(Source data)
——

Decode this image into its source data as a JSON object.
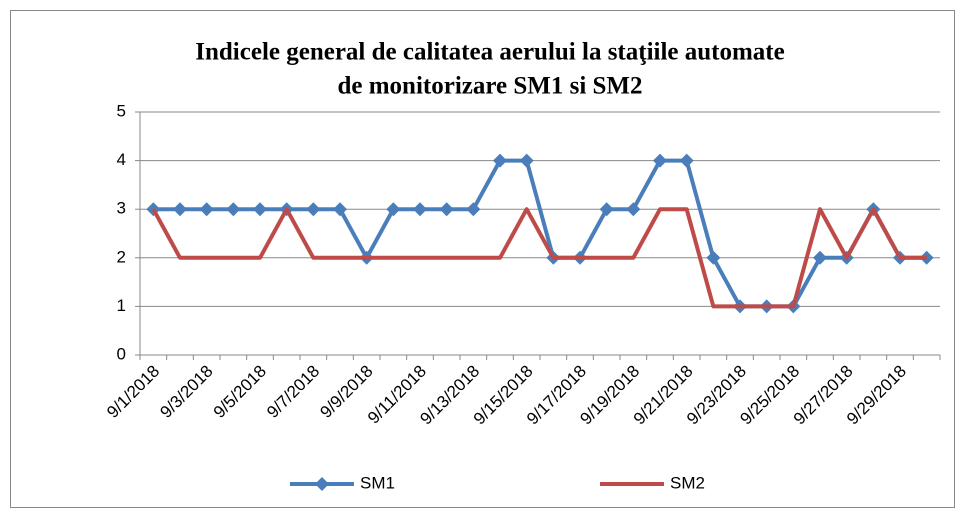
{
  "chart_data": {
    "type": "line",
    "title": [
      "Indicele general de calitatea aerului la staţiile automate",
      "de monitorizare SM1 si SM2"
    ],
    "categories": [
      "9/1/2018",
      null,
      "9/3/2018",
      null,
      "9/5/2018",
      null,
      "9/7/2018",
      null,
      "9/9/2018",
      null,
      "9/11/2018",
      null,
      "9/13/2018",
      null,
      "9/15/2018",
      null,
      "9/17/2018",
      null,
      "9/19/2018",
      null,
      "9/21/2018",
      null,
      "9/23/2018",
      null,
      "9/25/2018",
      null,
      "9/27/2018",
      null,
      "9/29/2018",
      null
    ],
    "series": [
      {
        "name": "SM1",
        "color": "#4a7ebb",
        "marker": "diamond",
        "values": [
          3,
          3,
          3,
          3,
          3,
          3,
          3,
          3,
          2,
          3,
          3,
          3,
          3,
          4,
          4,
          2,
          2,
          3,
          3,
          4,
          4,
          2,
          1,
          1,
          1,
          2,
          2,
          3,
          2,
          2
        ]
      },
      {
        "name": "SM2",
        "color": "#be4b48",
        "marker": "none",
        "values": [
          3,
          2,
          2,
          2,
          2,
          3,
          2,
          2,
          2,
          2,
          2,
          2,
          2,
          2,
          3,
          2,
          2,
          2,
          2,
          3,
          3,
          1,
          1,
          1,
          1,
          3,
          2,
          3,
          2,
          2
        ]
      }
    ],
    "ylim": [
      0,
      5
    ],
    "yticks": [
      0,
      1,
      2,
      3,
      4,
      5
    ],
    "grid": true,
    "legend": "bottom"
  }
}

——

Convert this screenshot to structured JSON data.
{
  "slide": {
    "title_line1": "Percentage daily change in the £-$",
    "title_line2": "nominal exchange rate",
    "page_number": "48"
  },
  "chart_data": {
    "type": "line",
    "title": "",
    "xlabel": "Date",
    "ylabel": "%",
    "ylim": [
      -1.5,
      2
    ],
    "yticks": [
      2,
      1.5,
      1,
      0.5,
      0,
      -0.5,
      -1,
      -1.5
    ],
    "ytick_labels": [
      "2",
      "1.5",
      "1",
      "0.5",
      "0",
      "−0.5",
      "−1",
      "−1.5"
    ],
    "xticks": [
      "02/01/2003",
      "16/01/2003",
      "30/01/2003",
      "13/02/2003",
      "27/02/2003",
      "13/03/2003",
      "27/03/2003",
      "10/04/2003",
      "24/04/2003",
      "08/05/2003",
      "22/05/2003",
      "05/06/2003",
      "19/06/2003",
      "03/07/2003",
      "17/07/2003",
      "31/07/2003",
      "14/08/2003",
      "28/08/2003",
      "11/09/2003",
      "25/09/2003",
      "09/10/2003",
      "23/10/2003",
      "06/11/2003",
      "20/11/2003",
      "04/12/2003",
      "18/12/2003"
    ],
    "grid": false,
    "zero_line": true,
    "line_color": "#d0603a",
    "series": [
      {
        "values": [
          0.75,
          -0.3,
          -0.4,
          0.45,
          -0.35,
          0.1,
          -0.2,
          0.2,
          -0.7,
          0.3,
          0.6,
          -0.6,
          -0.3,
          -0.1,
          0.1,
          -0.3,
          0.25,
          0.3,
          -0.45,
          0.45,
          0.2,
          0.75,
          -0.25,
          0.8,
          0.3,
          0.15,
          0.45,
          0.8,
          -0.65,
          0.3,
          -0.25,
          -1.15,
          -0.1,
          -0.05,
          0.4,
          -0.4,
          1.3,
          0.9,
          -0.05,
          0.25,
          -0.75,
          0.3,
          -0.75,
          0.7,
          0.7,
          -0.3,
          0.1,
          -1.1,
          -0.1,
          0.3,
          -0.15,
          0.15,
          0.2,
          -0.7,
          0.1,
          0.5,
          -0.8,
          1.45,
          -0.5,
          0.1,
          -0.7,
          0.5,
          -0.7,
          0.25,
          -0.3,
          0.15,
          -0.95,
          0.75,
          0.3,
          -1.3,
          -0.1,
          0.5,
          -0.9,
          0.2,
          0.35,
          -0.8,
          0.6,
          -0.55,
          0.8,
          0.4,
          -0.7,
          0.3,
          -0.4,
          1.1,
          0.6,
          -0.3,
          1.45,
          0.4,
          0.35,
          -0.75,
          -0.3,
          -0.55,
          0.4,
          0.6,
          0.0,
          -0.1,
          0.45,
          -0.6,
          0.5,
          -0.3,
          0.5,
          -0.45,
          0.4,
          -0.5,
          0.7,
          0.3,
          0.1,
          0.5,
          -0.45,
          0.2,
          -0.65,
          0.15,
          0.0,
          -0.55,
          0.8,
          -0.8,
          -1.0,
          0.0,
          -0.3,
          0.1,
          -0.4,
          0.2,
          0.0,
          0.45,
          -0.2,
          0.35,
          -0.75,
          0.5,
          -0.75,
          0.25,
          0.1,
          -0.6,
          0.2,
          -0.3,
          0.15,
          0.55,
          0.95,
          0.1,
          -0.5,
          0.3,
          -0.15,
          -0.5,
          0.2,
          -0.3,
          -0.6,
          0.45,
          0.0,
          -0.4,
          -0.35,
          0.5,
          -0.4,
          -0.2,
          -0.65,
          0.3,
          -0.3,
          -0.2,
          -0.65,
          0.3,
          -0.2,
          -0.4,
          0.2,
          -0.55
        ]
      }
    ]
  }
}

——

Search the preceding listing for the word "JSON" and pull out every line that holds it.

Decode this image into its source data as a JSON object.
Convert this screenshot to structured JSON data.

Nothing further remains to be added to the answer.